WHAT IS ASKED: All of the records below should be output exactly.

[Dataset items]
+-------+

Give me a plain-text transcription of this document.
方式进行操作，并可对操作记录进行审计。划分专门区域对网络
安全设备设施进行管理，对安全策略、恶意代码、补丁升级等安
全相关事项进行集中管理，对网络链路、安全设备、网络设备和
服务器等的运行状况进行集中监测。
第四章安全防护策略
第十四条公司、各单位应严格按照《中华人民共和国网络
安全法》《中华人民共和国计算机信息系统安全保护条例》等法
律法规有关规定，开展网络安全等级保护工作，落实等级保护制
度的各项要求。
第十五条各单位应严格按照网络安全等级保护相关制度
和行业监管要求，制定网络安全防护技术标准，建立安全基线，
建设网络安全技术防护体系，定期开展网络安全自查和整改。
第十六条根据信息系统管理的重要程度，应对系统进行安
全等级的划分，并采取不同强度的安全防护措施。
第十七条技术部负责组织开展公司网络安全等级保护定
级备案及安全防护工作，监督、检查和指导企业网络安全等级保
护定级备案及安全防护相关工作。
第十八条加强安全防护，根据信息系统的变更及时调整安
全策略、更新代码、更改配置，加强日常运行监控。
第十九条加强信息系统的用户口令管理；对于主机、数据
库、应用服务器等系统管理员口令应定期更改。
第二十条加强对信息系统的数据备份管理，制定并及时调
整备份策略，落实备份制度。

+-------+

FULL ANSWER:
Give me a plain-text transcription of this document.
方式进行操作，并可对操作记录进行审计。划分专门区域对网络
安全设备设施进行管理，对安全策略、恶意代码、补丁升级等安
全相关事项进行集中管理，对网络链路、安全设备、网络设备和
服务器等的运行状况进行集中监测。
第四章安全防护策略
第十四条公司、各单位应严格按照《中华人民共和国网络
安全法》《中华人民共和国计算机信息系统安全保护条例》等法
律法规有关规定，开展网络安全等级保护工作，落实等级保护制
度的各项要求。
第十五条各单位应严格按照网络安全等级保护相关制度
和行业监管要求，制定网络安全防护技术标准，建立安全基线，
建设网络安全技术防护体系，定期开展网络安全自查和整改。
第十六条根据信息系统管理的重要程度，应对系统进行安
全等级的划分，并采取不同强度的安全防护措施。
第十七条技术部负责组织开展公司网络安全等级保护定
级备案及安全防护工作，监督、检查和指导企业网络安全等级保
护定级备案及安全防护相关工作。
第十八条加强安全防护，根据信息系统的变更及时调整安
全策略、更新代码、更改配置，加强日常运行监控。
第十九条加强信息系统的用户口令管理；对于主机、数据
库、应用服务器等系统管理员口令应定期更改。
第二十条加强对信息系统的数据备份管理，制定并及时调
整备份策略，落实备份制度。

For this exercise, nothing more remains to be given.